**Task details**
Write out all the material exactly. Leave nothing out.

---------- Data supplied ----------

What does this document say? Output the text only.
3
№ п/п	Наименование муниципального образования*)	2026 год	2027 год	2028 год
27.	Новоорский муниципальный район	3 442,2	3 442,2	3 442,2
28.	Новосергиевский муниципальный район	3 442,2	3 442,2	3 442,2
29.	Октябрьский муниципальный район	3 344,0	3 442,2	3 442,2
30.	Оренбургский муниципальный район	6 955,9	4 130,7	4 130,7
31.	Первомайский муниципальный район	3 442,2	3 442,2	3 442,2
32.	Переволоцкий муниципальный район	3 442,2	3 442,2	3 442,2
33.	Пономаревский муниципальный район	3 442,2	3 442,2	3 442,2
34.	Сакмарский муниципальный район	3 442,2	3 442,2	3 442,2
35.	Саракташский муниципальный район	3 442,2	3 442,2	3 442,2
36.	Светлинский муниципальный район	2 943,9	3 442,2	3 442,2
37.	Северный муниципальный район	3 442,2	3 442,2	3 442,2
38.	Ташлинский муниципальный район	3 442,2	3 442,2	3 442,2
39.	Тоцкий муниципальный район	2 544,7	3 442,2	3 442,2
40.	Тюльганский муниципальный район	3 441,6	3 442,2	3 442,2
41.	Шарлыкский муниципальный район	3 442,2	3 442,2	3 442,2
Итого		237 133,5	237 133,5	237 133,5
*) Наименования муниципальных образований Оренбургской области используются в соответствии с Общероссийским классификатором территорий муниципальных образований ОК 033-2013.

----------

**Written response**
What does this document say? Output the text only.
3
№ п/п	Наименование муниципального образования*)	2026 год	2027 год	2028 год
27.	Новоорский муниципальный район	3 442,2	3 442,2	3 442,2
28.	Новосергиевский муниципальный район	3 442,2	3 442,2	3 442,2
29.	Октябрьский муниципальный район	3 344,0	3 442,2	3 442,2
30.	Оренбургский муниципальный район	6 955,9	4 130,7	4 130,7
31.	Первомайский муниципальный район	3 442,2	3 442,2	3 442,2
32.	Переволоцкий муниципальный район	3 442,2	3 442,2	3 442,2
33.	Пономаревский муниципальный район	3 442,2	3 442,2	3 442,2
34.	Сакмарский муниципальный район	3 442,2	3 442,2	3 442,2
35.	Саракташский муниципальный район	3 442,2	3 442,2	3 442,2
36.	Светлинский муниципальный район	2 943,9	3 442,2	3 442,2
37.	Северный муниципальный район	3 442,2	3 442,2	3 442,2
38.	Ташлинский муниципальный район	3 442,2	3 442,2	3 442,2
39.	Тоцкий муниципальный район	2 544,7	3 442,2	3 442,2
40.	Тюльганский муниципальный район	3 441,6	3 442,2	3 442,2
41.	Шарлыкский муниципальный район	3 442,2	3 442,2	3 442,2
Итого		237 133,5	237 133,5	237 133,5
*) Наименования муниципальных образований Оренбургской области используются в соответствии с Общероссийским классификатором территорий муниципальных образований ОК 033-2013.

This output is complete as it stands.